-- PROVIDED RECORDS --
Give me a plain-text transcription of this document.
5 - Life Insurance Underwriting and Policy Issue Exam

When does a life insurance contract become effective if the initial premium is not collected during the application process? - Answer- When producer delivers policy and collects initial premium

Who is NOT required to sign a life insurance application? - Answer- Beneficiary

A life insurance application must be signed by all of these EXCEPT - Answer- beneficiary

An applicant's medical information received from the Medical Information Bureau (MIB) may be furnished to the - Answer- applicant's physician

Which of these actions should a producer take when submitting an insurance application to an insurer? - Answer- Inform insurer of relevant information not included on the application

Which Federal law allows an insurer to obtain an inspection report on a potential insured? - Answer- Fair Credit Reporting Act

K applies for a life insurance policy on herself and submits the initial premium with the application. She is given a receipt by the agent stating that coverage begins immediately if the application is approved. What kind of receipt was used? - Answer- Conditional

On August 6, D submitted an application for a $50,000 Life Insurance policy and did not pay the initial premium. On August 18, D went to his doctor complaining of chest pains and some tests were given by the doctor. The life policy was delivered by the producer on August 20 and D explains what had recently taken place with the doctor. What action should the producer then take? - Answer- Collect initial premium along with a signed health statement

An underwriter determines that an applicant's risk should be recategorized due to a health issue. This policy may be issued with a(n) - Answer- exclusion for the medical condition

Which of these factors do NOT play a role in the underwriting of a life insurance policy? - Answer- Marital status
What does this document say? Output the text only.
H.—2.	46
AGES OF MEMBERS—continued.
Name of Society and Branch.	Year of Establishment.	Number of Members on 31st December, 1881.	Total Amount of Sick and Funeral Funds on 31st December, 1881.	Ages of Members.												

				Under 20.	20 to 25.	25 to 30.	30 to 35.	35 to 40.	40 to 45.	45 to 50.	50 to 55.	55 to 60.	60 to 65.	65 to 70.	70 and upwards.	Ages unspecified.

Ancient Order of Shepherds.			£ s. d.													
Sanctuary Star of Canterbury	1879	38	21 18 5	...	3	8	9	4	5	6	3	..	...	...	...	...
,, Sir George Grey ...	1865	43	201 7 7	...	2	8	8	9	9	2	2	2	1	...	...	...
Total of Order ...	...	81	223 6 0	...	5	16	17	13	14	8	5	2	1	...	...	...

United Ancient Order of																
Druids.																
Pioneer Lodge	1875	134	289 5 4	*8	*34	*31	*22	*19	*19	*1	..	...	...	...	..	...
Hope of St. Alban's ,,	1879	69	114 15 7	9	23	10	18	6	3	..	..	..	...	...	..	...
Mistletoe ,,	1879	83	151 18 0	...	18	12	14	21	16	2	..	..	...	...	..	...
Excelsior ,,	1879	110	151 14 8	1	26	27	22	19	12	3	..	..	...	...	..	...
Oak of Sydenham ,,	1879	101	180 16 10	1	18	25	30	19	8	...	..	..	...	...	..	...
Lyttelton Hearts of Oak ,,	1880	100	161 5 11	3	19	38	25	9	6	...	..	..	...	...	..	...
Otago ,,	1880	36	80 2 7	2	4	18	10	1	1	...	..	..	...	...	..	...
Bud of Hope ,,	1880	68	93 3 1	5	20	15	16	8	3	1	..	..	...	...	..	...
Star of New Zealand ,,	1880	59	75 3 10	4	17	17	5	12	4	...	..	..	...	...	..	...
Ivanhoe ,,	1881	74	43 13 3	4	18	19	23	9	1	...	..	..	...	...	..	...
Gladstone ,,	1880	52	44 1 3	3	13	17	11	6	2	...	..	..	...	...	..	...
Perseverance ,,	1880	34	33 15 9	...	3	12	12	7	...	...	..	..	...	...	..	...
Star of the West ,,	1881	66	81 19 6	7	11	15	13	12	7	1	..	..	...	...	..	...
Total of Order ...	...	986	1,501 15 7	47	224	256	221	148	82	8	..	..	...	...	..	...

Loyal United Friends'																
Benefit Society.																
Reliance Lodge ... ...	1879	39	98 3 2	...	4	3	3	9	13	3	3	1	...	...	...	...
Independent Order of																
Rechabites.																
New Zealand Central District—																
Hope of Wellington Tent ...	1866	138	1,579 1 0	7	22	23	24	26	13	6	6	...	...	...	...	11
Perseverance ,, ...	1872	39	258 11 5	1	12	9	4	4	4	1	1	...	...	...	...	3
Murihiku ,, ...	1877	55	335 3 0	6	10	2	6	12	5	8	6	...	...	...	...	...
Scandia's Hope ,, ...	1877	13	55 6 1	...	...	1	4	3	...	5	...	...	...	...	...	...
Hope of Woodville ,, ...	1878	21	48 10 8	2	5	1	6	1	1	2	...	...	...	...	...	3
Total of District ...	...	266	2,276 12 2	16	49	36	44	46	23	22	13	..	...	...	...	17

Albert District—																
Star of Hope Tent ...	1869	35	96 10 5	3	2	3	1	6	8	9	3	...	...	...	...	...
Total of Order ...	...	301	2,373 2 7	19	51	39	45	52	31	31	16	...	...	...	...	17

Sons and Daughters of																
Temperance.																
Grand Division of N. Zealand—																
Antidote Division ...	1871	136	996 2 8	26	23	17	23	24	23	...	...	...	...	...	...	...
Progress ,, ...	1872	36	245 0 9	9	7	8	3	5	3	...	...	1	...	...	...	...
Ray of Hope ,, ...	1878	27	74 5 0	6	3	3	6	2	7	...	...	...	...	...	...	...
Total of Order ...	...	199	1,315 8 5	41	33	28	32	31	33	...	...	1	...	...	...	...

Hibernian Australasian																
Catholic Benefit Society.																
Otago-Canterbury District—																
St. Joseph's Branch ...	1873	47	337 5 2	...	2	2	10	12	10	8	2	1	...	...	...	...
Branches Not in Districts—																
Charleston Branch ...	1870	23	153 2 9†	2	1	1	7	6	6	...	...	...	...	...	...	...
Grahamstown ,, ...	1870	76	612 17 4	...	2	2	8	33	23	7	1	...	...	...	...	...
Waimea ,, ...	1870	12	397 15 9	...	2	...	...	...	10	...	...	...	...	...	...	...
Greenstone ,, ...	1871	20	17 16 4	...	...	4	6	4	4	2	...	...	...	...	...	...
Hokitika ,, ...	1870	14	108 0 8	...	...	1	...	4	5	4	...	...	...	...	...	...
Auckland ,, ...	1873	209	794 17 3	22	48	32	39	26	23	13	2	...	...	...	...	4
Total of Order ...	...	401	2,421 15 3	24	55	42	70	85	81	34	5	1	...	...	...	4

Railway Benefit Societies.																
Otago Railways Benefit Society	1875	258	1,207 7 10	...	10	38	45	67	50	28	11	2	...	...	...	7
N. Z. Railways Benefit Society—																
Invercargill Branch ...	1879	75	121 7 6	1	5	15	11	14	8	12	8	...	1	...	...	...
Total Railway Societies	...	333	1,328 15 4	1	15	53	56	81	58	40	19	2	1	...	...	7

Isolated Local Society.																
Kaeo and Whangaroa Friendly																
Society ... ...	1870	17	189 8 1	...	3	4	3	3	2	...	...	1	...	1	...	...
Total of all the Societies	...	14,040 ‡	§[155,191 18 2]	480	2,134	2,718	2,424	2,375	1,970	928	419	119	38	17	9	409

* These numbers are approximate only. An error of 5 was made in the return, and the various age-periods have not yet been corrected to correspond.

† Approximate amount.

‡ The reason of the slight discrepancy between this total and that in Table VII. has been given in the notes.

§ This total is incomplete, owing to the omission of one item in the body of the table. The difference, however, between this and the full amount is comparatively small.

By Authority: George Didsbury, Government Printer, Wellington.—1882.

-- REQUIRED WORK --
Please reproduce each line exactly as written.

-- FULL SOLUTION --
Give me a plain-text transcription of this document.
5 - Life Insurance Underwriting and Policy Issue Exam

When does a life insurance contract become effective if the initial premium is not collected during the application process? - Answer- When producer delivers policy and collects initial premium

Who is NOT required to sign a life insurance application? - Answer- Beneficiary

A life insurance application must be signed by all of these EXCEPT - Answer- beneficiary

An applicant's medical information received from the Medical Information Bureau (MIB) may be furnished to the - Answer- applicant's physician

Which of these actions should a producer take when submitting an insurance application to an insurer? - Answer- Inform insurer of relevant information not included on the application

Which Federal law allows an insurer to obtain an inspection report on a potential insured? - Answer- Fair Credit Reporting Act

K applies for a life insurance policy on herself and submits the initial premium with the application. She is given a receipt by the agent stating that coverage begins immediately if the application is approved. What kind of receipt was used? - Answer- Conditional

On August 6, D submitted an application for a $50,000 Life Insurance policy and did not pay the initial premium. On August 18, D went to his doctor complaining of chest pains and some tests were given by the doctor. The life policy was delivered by the producer on August 20 and D explains what had recently taken place with the doctor. What action should the producer then take? - Answer- Collect initial premium along with a signed health statement

An underwriter determines that an applicant's risk should be recategorized due to a health issue. This policy may be issued with a(n) - Answer- exclusion for the medical condition

Which of these factors do NOT play a role in the underwriting of a life insurance policy? - Answer- Marital status
What does this document say? Output the text only.
H.—2.	46
AGES OF MEMBERS—continued.
Name of Society and Branch.	Year of Establishment.	Number of Members on 31st December, 1881.	Total Amount of Sick and Funeral Funds on 31st December, 1881.	Ages of Members.												

				Under 20.	20 to 25.	25 to 30.	30 to 35.	35 to 40.	40 to 45.	45 to 50.	50 to 55.	55 to 60.	60 to 65.	65 to 70.	70 and upwards.	Ages unspecified.

Ancient Order of Shepherds.			£ s. d.													
Sanctuary Star of Canterbury	1879	38	21 18 5	...	3	8	9	4	5	6	3	..	...	...	...	...
,, Sir George Grey ...	1865	43	201 7 7	...	2	8	8	9	9	2	2	2	1	...	...	...
Total of Order ...	...	81	223 6 0	...	5	16	17	13	14	8	5	2	1	...	...	...

United Ancient Order of																
Druids.																
Pioneer Lodge	1875	134	289 5 4	*8	*34	*31	*22	*19	*19	*1	..	...	...	...	..	...
Hope of St. Alban's ,,	1879	69	114 15 7	9	23	10	18	6	3	..	..	..	...	...	..	...
Mistletoe ,,	1879	83	151 18 0	...	18	12	14	21	16	2	..	..	...	...	..	...
Excelsior ,,	1879	110	151 14 8	1	26	27	22	19	12	3	..	..	...	...	..	...
Oak of Sydenham ,,	1879	101	180 16 10	1	18	25	30	19	8	...	..	..	...	...	..	...
Lyttelton Hearts of Oak ,,	1880	100	161 5 11	3	19	38	25	9	6	...	..	..	...	...	..	...
Otago ,,	1880	36	80 2 7	2	4	18	10	1	1	...	..	..	...	...	..	...
Bud of Hope ,,	1880	68	93 3 1	5	20	15	16	8	3	1	..	..	...	...	..	...
Star of New Zealand ,,	1880	59	75 3 10	4	17	17	5	12	4	...	..	..	...	...	..	...
Ivanhoe ,,	1881	74	43 13 3	4	18	19	23	9	1	...	..	..	...	...	..	...
Gladstone ,,	1880	52	44 1 3	3	13	17	11	6	2	...	..	..	...	...	..	...
Perseverance ,,	1880	34	33 15 9	...	3	12	12	7	...	...	..	..	...	...	..	...
Star of the West ,,	1881	66	81 19 6	7	11	15	13	12	7	1	..	..	...	...	..	...
Total of Order ...	...	986	1,501 15 7	47	224	256	221	148	82	8	..	..	...	...	..	...

Loyal United Friends'																
Benefit Society.																
Reliance Lodge ... ...	1879	39	98 3 2	...	4	3	3	9	13	3	3	1	...	...	...	...
Independent Order of																
Rechabites.																
New Zealand Central District—																
Hope of Wellington Tent ...	1866	138	1,579 1 0	7	22	23	24	26	13	6	6	...	...	...	...	11
Perseverance ,, ...	1872	39	258 11 5	1	12	9	4	4	4	1	1	...	...	...	...	3
Murihiku ,, ...	1877	55	335 3 0	6	10	2	6	12	5	8	6	...	...	...	...	...
Scandia's Hope ,, ...	1877	13	55 6 1	...	...	1	4	3	...	5	...	...	...	...	...	...
Hope of Woodville ,, ...	1878	21	48 10 8	2	5	1	6	1	1	2	...	...	...	...	...	3
Total of District ...	...	266	2,276 12 2	16	49	36	44	46	23	22	13	..	...	...	...	17

Albert District—																
Star of Hope Tent ...	1869	35	96 10 5	3	2	3	1	6	8	9	3	...	...	...	...	...
Total of Order ...	...	301	2,373 2 7	19	51	39	45	52	31	31	16	...	...	...	...	17

Sons and Daughters of																
Temperance.																
Grand Division of N. Zealand—																
Antidote Division ...	1871	136	996 2 8	26	23	17	23	24	23	...	...	...	...	...	...	...
Progress ,, ...	1872	36	245 0 9	9	7	8	3	5	3	...	...	1	...	...	...	...
Ray of Hope ,, ...	1878	27	74 5 0	6	3	3	6	2	7	...	...	...	...	...	...	...
Total of Order ...	...	199	1,315 8 5	41	33	28	32	31	33	...	...	1	...	...	...	...

Hibernian Australasian																
Catholic Benefit Society.																
Otago-Canterbury District—																
St. Joseph's Branch ...	1873	47	337 5 2	...	2	2	10	12	10	8	2	1	...	...	...	...
Branches Not in Districts—																
Charleston Branch ...	1870	23	153 2 9†	2	1	1	7	6	6	...	...	...	...	...	...	...
Grahamstown ,, ...	1870	76	612 17 4	...	2	2	8	33	23	7	1	...	...	...	...	...
Waimea ,, ...	1870	12	397 15 9	...	2	...	...	...	10	...	...	...	...	...	...	...
Greenstone ,, ...	1871	20	17 16 4	...	...	4	6	4	4	2	...	...	...	...	...	...
Hokitika ,, ...	1870	14	108 0 8	...	...	1	...	4	5	4	...	...	...	...	...	...
Auckland ,, ...	1873	209	794 17 3	22	48	32	39	26	23	13	2	...	...	...	...	4
Total of Order ...	...	401	2,421 15 3	24	55	42	70	85	81	34	5	1	...	...	...	4

Railway Benefit Societies.																
Otago Railways Benefit Society	1875	258	1,207 7 10	...	10	38	45	67	50	28	11	2	...	...	...	7
N. Z. Railways Benefit Society—																
Invercargill Branch ...	1879	75	121 7 6	1	5	15	11	14	8	12	8	...	1	...	...	...
Total Railway Societies	...	333	1,328 15 4	1	15	53	56	81	58	40	19	2	1	...	...	7

Isolated Local Society.																
Kaeo and Whangaroa Friendly																
Society ... ...	1870	17	189 8 1	...	3	4	3	3	2	...	...	1	...	1	...	...
Total of all the Societies	...	14,040 ‡	§[155,191 18 2]	480	2,134	2,718	2,424	2,375	1,970	928	419	119	38	17	9	409

* These numbers are approximate only. An error of 5 was made in the return, and the various age-periods have not yet been corrected to correspond.

† Approximate amount.

‡ The reason of the slight discrepancy between this total and that in Table VII. has been given in the notes.

§ This total is incomplete, owing to the omission of one item in the body of the table. The difference, however, between this and the full amount is comparatively small.

By Authority: George Didsbury, Government Printer, Wellington.—1882.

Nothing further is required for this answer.